=== Dataset rows ===

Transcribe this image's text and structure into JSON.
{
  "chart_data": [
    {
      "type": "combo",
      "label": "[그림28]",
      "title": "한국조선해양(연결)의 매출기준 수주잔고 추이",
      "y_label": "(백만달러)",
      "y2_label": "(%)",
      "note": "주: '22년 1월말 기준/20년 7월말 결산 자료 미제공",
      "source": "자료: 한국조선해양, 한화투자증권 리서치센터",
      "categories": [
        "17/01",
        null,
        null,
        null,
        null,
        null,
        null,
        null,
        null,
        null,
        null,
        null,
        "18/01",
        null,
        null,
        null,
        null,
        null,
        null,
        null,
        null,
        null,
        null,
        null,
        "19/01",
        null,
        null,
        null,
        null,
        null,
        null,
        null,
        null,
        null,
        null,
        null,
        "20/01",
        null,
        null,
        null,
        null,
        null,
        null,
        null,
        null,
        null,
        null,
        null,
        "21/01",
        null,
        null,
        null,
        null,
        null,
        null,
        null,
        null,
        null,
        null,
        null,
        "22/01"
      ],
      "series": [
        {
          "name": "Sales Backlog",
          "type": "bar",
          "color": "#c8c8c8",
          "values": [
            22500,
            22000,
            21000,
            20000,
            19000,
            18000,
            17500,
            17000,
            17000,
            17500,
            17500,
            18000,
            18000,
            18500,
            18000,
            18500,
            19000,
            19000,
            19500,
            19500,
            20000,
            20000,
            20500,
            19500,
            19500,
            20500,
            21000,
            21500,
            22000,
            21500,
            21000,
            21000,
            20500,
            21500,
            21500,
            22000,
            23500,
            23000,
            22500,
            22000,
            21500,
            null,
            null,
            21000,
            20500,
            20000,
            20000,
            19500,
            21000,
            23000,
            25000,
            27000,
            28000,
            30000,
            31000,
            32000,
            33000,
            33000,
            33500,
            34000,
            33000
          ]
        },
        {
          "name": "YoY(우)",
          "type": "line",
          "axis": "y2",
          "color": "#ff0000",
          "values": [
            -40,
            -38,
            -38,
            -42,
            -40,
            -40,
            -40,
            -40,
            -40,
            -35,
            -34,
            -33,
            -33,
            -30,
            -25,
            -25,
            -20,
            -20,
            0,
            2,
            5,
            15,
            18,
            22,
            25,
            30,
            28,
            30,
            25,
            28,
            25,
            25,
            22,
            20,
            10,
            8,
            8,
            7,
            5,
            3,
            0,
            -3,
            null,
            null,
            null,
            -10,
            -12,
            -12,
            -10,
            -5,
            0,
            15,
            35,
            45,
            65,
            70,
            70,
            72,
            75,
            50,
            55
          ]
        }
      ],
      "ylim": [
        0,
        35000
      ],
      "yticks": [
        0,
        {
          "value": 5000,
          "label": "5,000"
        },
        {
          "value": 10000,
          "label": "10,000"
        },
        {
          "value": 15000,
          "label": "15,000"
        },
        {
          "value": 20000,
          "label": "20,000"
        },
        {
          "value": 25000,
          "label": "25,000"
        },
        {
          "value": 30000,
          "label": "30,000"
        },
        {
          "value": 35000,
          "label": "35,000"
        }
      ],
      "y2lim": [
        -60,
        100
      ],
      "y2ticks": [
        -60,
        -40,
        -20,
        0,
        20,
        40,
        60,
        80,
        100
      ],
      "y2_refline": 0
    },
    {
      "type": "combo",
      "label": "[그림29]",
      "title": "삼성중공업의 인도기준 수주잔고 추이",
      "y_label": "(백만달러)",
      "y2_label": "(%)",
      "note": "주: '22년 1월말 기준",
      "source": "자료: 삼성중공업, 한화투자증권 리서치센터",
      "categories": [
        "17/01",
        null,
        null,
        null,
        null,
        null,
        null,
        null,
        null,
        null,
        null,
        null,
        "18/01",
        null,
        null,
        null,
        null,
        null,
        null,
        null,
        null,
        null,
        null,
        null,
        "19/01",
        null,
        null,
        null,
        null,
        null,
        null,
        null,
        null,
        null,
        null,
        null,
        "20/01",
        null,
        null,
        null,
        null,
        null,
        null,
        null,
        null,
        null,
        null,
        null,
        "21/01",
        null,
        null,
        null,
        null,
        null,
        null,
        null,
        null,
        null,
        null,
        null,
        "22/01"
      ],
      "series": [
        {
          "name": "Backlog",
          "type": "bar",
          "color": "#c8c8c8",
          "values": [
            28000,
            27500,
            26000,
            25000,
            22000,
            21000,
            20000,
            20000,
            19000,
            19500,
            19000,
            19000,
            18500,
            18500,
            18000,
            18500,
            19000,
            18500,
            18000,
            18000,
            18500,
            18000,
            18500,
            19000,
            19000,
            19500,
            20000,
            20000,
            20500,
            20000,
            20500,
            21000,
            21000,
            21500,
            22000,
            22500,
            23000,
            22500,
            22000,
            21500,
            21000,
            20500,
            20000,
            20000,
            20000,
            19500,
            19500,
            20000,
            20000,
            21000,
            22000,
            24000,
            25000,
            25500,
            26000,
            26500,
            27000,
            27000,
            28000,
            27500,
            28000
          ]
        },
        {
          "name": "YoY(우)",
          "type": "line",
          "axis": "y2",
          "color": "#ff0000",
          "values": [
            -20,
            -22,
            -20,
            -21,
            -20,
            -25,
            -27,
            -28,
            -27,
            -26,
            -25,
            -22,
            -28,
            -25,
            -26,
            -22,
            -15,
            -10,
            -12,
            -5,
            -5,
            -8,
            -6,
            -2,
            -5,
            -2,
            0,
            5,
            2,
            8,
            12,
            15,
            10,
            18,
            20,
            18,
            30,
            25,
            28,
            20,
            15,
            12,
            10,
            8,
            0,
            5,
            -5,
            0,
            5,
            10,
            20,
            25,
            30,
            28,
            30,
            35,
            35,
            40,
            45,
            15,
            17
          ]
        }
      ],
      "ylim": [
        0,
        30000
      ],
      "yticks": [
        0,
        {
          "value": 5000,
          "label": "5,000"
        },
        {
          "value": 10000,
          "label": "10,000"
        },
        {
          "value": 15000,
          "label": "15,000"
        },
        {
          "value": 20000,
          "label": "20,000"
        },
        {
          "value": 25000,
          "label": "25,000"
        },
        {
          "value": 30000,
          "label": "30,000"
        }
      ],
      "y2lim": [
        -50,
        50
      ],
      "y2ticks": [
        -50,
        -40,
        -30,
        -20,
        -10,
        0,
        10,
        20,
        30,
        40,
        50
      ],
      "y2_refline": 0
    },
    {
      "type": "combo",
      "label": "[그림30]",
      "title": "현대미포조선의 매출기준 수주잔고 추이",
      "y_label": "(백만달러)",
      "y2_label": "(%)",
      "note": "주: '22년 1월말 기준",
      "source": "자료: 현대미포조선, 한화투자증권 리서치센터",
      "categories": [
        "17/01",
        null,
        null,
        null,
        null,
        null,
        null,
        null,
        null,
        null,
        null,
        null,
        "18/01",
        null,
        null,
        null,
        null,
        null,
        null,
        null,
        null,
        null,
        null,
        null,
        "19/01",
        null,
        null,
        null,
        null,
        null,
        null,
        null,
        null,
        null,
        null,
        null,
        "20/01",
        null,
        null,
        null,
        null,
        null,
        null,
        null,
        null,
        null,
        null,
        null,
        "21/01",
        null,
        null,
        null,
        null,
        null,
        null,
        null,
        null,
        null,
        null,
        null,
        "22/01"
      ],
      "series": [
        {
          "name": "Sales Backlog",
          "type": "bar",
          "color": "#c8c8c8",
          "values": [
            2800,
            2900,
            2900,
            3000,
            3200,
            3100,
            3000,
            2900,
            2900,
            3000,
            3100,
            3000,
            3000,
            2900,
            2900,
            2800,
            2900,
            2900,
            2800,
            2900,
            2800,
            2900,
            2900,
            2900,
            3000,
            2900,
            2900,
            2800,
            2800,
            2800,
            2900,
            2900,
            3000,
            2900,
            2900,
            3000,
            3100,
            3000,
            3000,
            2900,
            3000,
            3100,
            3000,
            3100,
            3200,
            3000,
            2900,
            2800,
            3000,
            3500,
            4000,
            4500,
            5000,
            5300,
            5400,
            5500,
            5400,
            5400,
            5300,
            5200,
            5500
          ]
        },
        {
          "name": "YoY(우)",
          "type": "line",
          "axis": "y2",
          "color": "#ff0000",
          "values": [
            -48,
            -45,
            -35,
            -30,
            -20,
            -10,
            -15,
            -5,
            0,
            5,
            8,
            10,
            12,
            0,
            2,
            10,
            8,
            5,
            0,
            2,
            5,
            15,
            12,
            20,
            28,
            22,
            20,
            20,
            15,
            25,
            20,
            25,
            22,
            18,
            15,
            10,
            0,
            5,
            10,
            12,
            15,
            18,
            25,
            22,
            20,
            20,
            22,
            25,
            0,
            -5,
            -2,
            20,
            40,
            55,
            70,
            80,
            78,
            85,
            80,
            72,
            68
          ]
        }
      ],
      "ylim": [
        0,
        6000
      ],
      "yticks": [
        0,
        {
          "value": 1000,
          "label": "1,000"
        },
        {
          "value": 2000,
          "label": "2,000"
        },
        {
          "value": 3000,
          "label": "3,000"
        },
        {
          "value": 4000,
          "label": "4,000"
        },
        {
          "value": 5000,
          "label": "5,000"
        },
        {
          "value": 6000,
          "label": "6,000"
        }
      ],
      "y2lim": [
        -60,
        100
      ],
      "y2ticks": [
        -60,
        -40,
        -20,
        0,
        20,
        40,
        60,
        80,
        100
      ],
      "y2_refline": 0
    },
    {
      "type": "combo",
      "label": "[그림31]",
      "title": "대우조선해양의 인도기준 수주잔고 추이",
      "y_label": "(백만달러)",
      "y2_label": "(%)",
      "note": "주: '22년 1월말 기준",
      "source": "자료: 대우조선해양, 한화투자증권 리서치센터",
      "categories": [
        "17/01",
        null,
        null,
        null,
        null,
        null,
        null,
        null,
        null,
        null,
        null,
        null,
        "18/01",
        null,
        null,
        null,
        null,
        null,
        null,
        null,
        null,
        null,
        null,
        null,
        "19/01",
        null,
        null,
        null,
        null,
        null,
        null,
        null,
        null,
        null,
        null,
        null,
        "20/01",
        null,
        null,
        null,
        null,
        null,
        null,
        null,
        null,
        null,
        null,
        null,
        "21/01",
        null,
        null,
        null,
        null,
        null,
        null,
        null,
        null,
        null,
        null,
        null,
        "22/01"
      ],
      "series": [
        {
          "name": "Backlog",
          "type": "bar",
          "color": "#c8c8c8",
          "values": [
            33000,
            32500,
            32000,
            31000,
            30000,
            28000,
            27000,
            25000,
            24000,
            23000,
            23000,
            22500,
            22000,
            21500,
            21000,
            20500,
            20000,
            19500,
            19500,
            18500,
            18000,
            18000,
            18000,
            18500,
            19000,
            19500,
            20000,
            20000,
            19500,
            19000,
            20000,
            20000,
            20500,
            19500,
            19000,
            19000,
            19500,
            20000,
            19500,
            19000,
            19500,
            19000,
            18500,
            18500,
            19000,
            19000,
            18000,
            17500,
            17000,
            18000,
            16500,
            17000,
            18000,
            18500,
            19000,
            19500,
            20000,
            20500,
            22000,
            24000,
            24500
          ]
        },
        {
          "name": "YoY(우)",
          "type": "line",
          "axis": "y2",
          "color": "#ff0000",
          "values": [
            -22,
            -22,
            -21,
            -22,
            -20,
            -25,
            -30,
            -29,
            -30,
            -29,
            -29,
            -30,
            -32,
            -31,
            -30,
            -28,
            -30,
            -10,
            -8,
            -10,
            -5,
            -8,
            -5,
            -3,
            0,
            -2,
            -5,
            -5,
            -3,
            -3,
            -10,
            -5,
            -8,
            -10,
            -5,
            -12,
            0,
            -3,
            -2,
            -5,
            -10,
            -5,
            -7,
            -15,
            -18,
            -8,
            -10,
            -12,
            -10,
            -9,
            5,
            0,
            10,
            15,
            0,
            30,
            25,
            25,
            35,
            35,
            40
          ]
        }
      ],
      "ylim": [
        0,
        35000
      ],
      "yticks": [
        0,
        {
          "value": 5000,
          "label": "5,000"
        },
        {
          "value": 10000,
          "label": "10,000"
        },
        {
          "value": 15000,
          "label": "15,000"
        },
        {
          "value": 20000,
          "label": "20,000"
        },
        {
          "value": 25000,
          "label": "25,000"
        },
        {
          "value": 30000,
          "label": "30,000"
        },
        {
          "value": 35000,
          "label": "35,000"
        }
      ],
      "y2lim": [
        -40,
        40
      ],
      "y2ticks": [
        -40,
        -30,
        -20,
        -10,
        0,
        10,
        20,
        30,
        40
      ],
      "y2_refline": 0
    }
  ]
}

=== What to produce ===
Filter the listing above by the word "인도기준"; copy each line that passes.

=== Reply ===
      "title": "삼성중공업의 인도기준 수주잔고 추이",
      "title": "대우조선해양의 인도기준 수주잔고 추이",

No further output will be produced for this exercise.